[Problem statement]:
Find the string "players" in the data, then copy every line where it is found.

(Dataset entries on figures)
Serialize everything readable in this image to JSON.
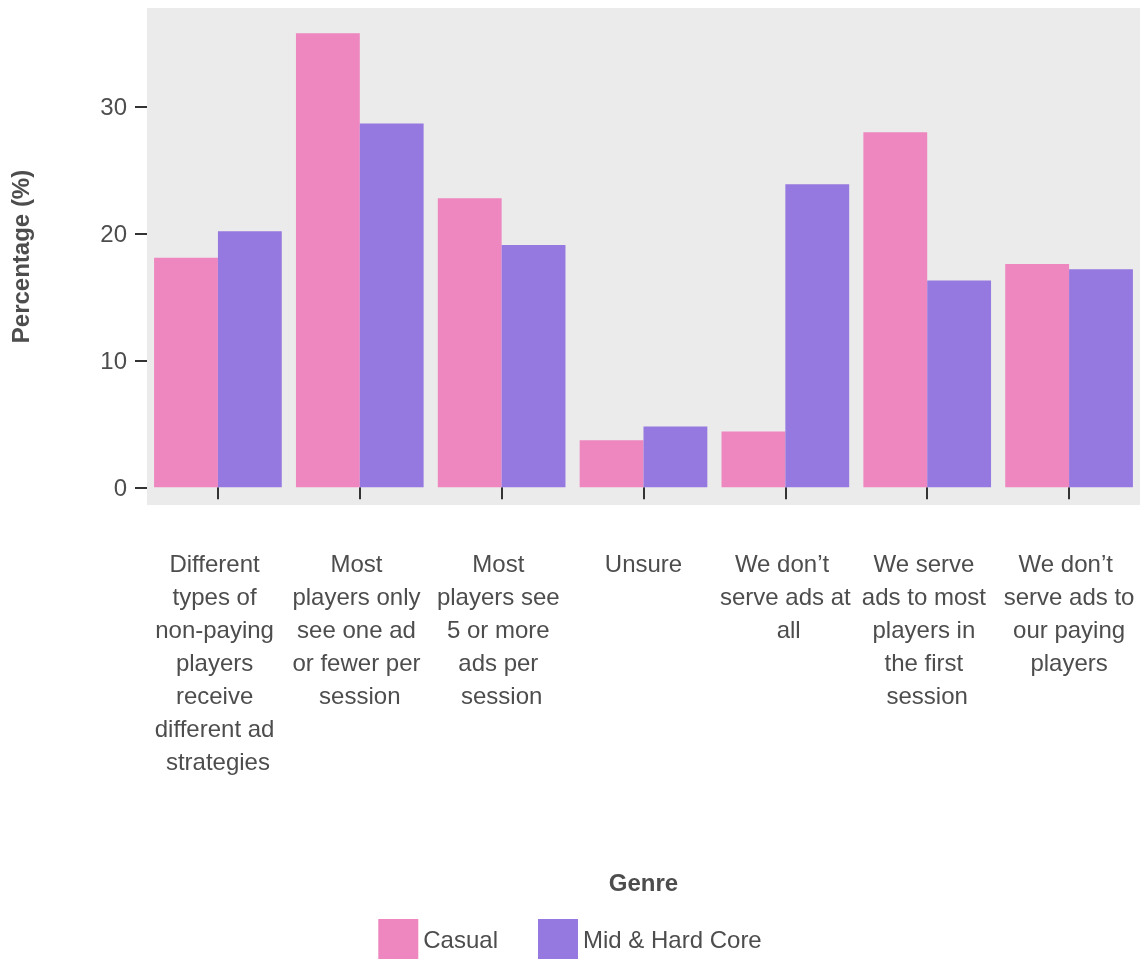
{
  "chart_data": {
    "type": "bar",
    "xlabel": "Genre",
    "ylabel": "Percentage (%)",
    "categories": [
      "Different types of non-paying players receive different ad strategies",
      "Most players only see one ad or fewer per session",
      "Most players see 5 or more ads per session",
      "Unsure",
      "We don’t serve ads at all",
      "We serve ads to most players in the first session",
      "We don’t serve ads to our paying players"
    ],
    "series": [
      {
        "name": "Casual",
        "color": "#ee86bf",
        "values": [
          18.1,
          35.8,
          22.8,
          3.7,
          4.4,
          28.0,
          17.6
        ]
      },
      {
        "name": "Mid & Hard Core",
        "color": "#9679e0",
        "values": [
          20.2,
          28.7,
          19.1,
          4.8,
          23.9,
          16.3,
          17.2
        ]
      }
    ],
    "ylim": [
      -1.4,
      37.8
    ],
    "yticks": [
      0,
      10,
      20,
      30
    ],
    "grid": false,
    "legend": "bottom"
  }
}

[Problem solution]:
      "Different types of non-paying players receive different ad strategies",
      "Most players only see one ad or fewer per session",
      "Most players see 5 or more ads per session",
      "We serve ads to most players in the first session",
      "We don’t serve ads to our paying players"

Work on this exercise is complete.